* **Dataset rows**

* begin *

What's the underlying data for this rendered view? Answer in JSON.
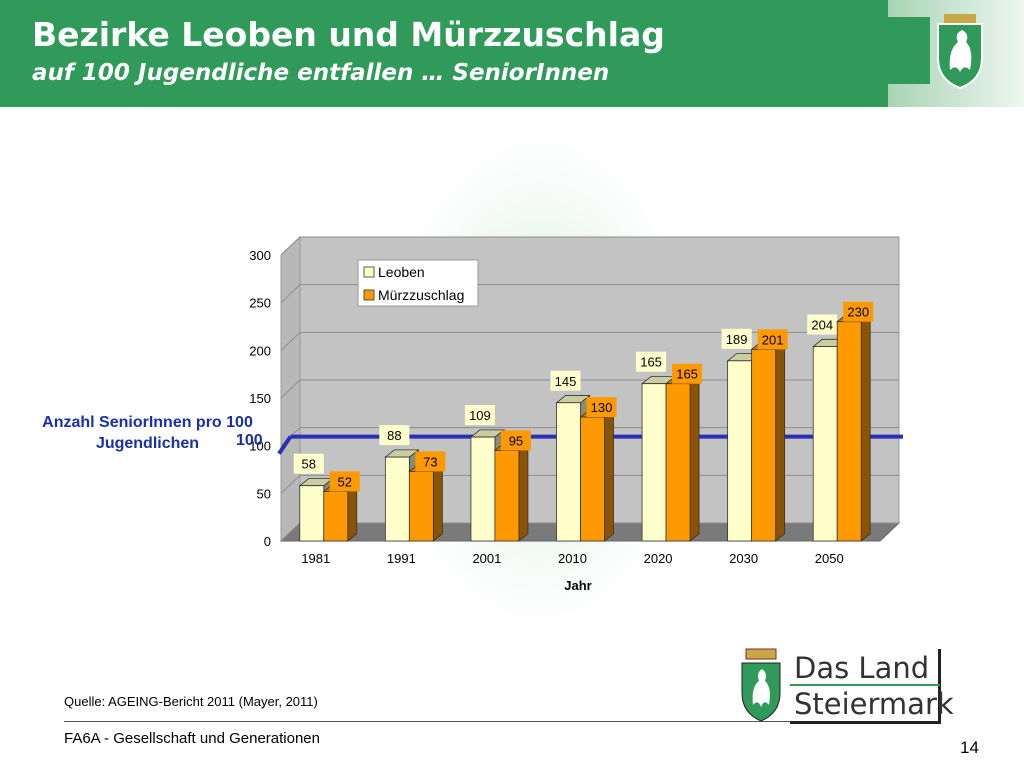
{
  "header": {
    "title": "Bezirke Leoben und Mürzzuschlag",
    "subtitle": "auf 100 Jugendliche entfallen … SeniorInnen"
  },
  "annotation": {
    "label": "Anzahl SeniorInnen pro 100 Jugendlichen",
    "value": "100"
  },
  "chart_data": {
    "type": "bar",
    "categories": [
      "1981",
      "1991",
      "2001",
      "2010",
      "2020",
      "2030",
      "2050"
    ],
    "series": [
      {
        "name": "Leoben",
        "values": [
          58,
          88,
          109,
          145,
          165,
          189,
          204
        ],
        "color": "#ffffcc"
      },
      {
        "name": "Mürzzuschlag",
        "values": [
          52,
          73,
          95,
          130,
          165,
          201,
          230
        ],
        "color": "#ff9900"
      }
    ],
    "xlabel": "Jahr",
    "ylabel": "",
    "ylim": [
      0,
      300
    ],
    "yticks": [
      0,
      50,
      100,
      150,
      200,
      250,
      300
    ],
    "reference_line": 100,
    "reference_color": "#2b2fb5",
    "grid": true,
    "legend_position": "top-left",
    "style": "3d"
  },
  "footer": {
    "source": "Quelle: AGEING-Bericht 2011 (Mayer, 2011)",
    "department": "FA6A - Gesellschaft und Generationen",
    "page": "14"
  },
  "logo": {
    "line1": "Das Land",
    "line2": "Steiermark"
  },
  "colors": {
    "brand_green": "#2f9a5a"
  }
}
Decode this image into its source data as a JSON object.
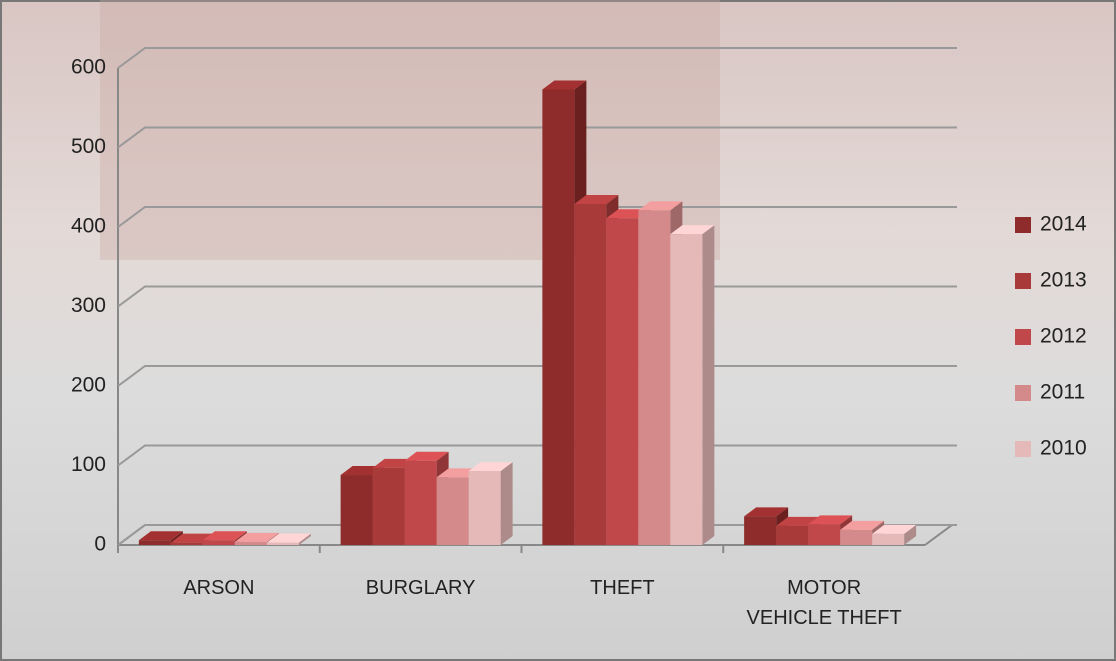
{
  "chart_data": {
    "type": "bar3d",
    "categories": [
      "ARSON",
      "BURGLARY",
      "THEFT",
      "MOTOR\nVEHICLE THEFT"
    ],
    "series": [
      {
        "name": "2014",
        "color": "#8e2b2b",
        "values": [
          6,
          88,
          573,
          36
        ]
      },
      {
        "name": "2013",
        "color": "#a83a3a",
        "values": [
          3,
          97,
          429,
          24
        ]
      },
      {
        "name": "2012",
        "color": "#c0474a",
        "values": [
          6,
          106,
          411,
          26
        ]
      },
      {
        "name": "2011",
        "color": "#d48a8a",
        "values": [
          4,
          85,
          421,
          19
        ]
      },
      {
        "name": "2010",
        "color": "#e6b9b9",
        "values": [
          3,
          93,
          391,
          14
        ]
      }
    ],
    "ylim": [
      0,
      600
    ],
    "yticks": [
      0,
      100,
      200,
      300,
      400,
      500,
      600
    ],
    "grid": true,
    "legend": "right"
  }
}
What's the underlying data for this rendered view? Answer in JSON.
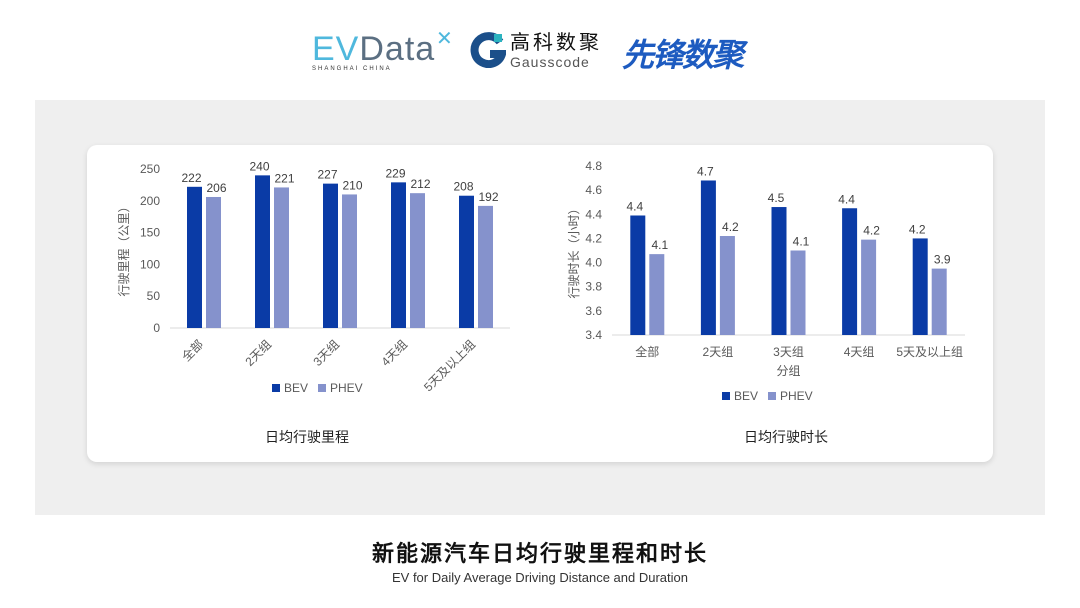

* end *

* **What is expected**
Set every line down exactly as written, leaving each picture out.

* **Output for this exercise**
What's the underlying data for this rendered view? Answer in JSON.
{
  "header": {
    "title": "Bezirke Leoben und Mürzzuschlag",
    "subtitle": "auf 100 Jugendliche entfallen … SeniorInnen"
  },
  "annotation": {
    "label": "Anzahl SeniorInnen pro 100 Jugendlichen",
    "value": "100"
  },
  "chart_data": {
    "type": "bar",
    "categories": [
      "1981",
      "1991",
      "2001",
      "2010",
      "2020",
      "2030",
      "2050"
    ],
    "series": [
      {
        "name": "Leoben",
        "values": [
          58,
          88,
          109,
          145,
          165,
          189,
          204
        ],
        "color": "#ffffcc"
      },
      {
        "name": "Mürzzuschlag",
        "values": [
          52,
          73,
          95,
          130,
          165,
          201,
          230
        ],
        "color": "#ff9900"
      }
    ],
    "xlabel": "Jahr",
    "ylabel": "",
    "ylim": [
      0,
      300
    ],
    "yticks": [
      0,
      50,
      100,
      150,
      200,
      250,
      300
    ],
    "reference_line": 100,
    "reference_color": "#2b2fb5",
    "grid": true,
    "legend_position": "top-left",
    "style": "3d"
  },
  "footer": {
    "source": "Quelle: AGEING-Bericht 2011 (Mayer, 2011)",
    "department": "FA6A - Gesellschaft und Generationen",
    "page": "14"
  },
  "logo": {
    "line1": "Das Land",
    "line2": "Steiermark"
  },
  "colors": {
    "brand_green": "#2f9a5a"
  }
}
Decode this image into its source data as a JSON object.
{
  "chart_data": {
    "type": "bar3d",
    "categories": [
      "ARSON",
      "BURGLARY",
      "THEFT",
      "MOTOR\nVEHICLE THEFT"
    ],
    "series": [
      {
        "name": "2014",
        "color": "#8e2b2b",
        "values": [
          6,
          88,
          573,
          36
        ]
      },
      {
        "name": "2013",
        "color": "#a83a3a",
        "values": [
          3,
          97,
          429,
          24
        ]
      },
      {
        "name": "2012",
        "color": "#c0474a",
        "values": [
          6,
          106,
          411,
          26
        ]
      },
      {
        "name": "2011",
        "color": "#d48a8a",
        "values": [
          4,
          85,
          421,
          19
        ]
      },
      {
        "name": "2010",
        "color": "#e6b9b9",
        "values": [
          3,
          93,
          391,
          14
        ]
      }
    ],
    "ylim": [
      0,
      600
    ],
    "yticks": [
      0,
      100,
      200,
      300,
      400,
      500,
      600
    ],
    "grid": true,
    "legend": "right"
  }
}
What's the underlying data for this rendered view? Answer in JSON.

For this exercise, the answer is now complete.